Task instructions:
Copy all lines below exactly as written. Leave pictures out.

Provided data:
◇ ◇ ◇ ◇
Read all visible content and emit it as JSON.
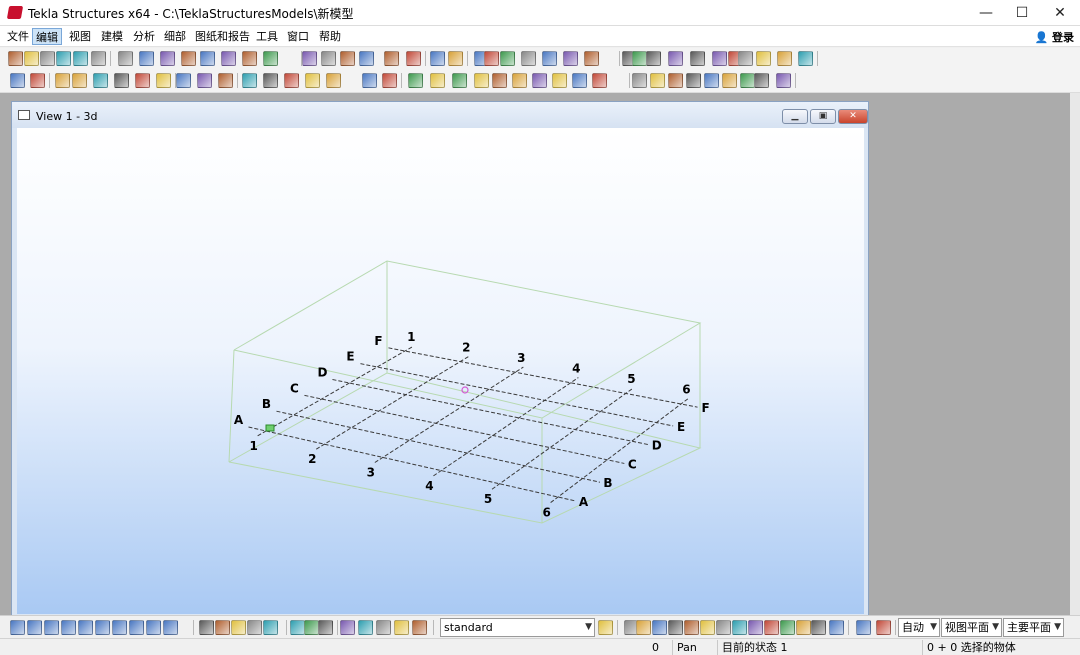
{
  "window": {
    "title": "Tekla Structures x64 - C:\\TeklaStructuresModels\\新模型",
    "minimize": "—",
    "maximize": "☐",
    "close": "✕"
  },
  "menubar": {
    "items": [
      "文件",
      "编辑",
      "视图",
      "建模",
      "分析",
      "细部",
      "图纸和报告",
      "工具",
      "窗口",
      "帮助"
    ],
    "active": "编辑",
    "login_label": "登录"
  },
  "view": {
    "title": "View 1 - 3d",
    "grid_letters": [
      "A",
      "B",
      "C",
      "D",
      "E",
      "F"
    ],
    "grid_numbers": [
      "1",
      "2",
      "3",
      "4",
      "5",
      "6"
    ]
  },
  "bottom_toolbar": {
    "standard_select": "standard",
    "snap_mode_select": "自动",
    "view_plane_select": "视图平面",
    "main_plane_select": "主要平面"
  },
  "statusbar": {
    "count": "0",
    "mode": "Pan",
    "current_state": "目前的状态 1",
    "selection": "0 + 0 选择的物体"
  },
  "colors": {
    "gridline": "#3a3a3a",
    "bounding_box": "#b7d9b0",
    "accent": "#2f6fb7"
  }
}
◇ ◇ ◇ ◇
Response to this task:
Read all visible content and emit it as JSON.
{
  "window": {
    "title": "Tekla Structures x64 - C:\\TeklaStructuresModels\\新模型",
    "minimize": "—",
    "maximize": "☐",
    "close": "✕"
  },
  "menubar": {
    "items": [
      "文件",
      "编辑",
      "视图",
      "建模",
      "分析",
      "细部",
      "图纸和报告",
      "工具",
      "窗口",
      "帮助"
    ],
    "active": "编辑",
    "login_label": "登录"
  },
  "view": {
    "title": "View 1 - 3d",
    "grid_letters": [
      "A",
      "B",
      "C",
      "D",
      "E",
      "F"
    ],
    "grid_numbers": [
      "1",
      "2",
      "3",
      "4",
      "5",
      "6"
    ]
  },
  "bottom_toolbar": {
    "standard_select": "standard",
    "snap_mode_select": "自动",
    "view_plane_select": "视图平面",
    "main_plane_select": "主要平面"
  },
  "statusbar": {
    "count": "0",
    "mode": "Pan",
    "current_state": "目前的状态 1",
    "selection": "0 + 0 选择的物体"
  },
  "colors": {
    "gridline": "#3a3a3a",
    "bounding_box": "#b7d9b0",
    "accent": "#2f6fb7"
  }
}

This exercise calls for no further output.